Objective: Look through the records that follow. Copy every line containing the word "没有外援也必须抗日".

•••

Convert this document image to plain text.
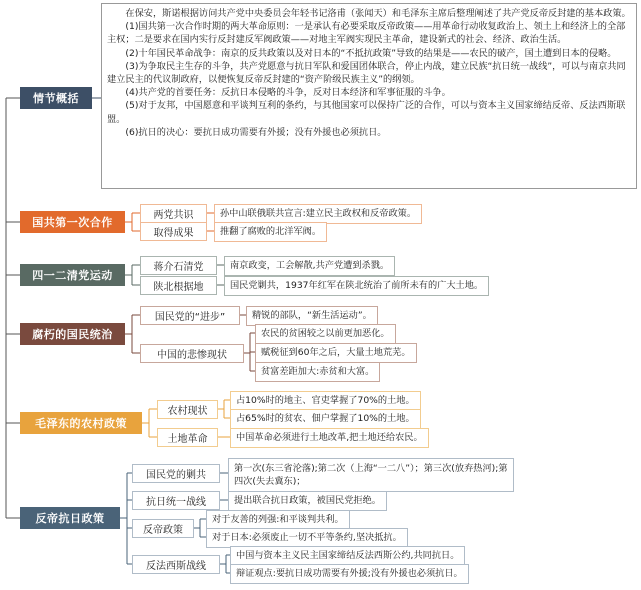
在保安，斯诺根据访问共产党中央委员会年轻书记洛甫（张闻天）和毛泽东主席后整理阐述了共产党反帝反封建的基本政策。

(1)国共第一次合作时期的两大革命原则：一是承认有必要采取反帝政策——用革命行动收复政治上、领土上和经济上的全部主权；二是要求在国内实行反封建反军阀政策——对地主军阀实现民主革命，建设新式的社会、经济、政治生活。

(2)十年国民革命战争：南京的反共政策以及对日本的“不抵抗政策”导致的结果是——农民的破产，国土遭到日本的侵略。

(3)为争取民主生存的斗争，共产党愿意与抗日军队和爱国团体联合，停止内战，建立民族“抗日统一战线”，可以与南京共同建立民主的代议制政府，以便恢复反帝反封建的“资产阶级民族主义”的纲领。

(4)共产党的首要任务：反抗日本侵略的斗争，反对日本经济和军事征服的斗争。

(5)对于友邦，中国愿意和平谈判互利的条约，与其他国家可以保持广泛的合作，可以与资本主义国家缔结反帝、反法西斯联盟。

(6)抗日的决心：要抗日成功需要有外援；没有外援也必须抗日。

情节概括
国共第一次合作
四一二清党运动
腐朽的国民统治
毛泽东的农村政策
反帝抗日政策
两党共识	孙中山联俄联共宣言:建立民主政权和反帝政策。
取得成果	推翻了腐败的北洋军阀。
蒋介石清党	南京政变，工会解散,共产党遭到杀戮。
陕北根据地	国民党剿共，1937年红军在陕北统治了前所未有的广大土地。
国民党的“进步”	精锐的部队，“新生活运动”。
中国的悲惨现状
农民的贫困较之以前更加恶化。
赋税征到60年之后，大量土地荒芜。
贫富差距加大:赤贫和大富。
农村现状
占10%时的地主、官吏掌握了70%的土地。
占65%时的贫农、佃户掌握了10%的土地。
土地革命	中国革命必须进行土地改革,把土地还给农民。
国民党的剿共
第一次(东三省沦落);第二次（上海“一二八”）；第三次(放弃热河);第四次(失去冀东)；
抗日统一战线	提出联合抗日政策，被国民党拒绝。
反帝政策
对于友善的列强:和平谈判共利。
对于日本:必须废止一切不平等条约,坚决抵抗。
反法西斯战线
中国与资本主义民主国家缔结反法西斯公约,共同抗日。
辩证观点:要抗日成功需要有外援;没有外援也必须抗日。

•••

Worked answer:
(6)抗日的决心：要抗日成功需要有外援；没有外援也必须抗日。
辩证观点:要抗日成功需要有外援;没有外援也必须抗日。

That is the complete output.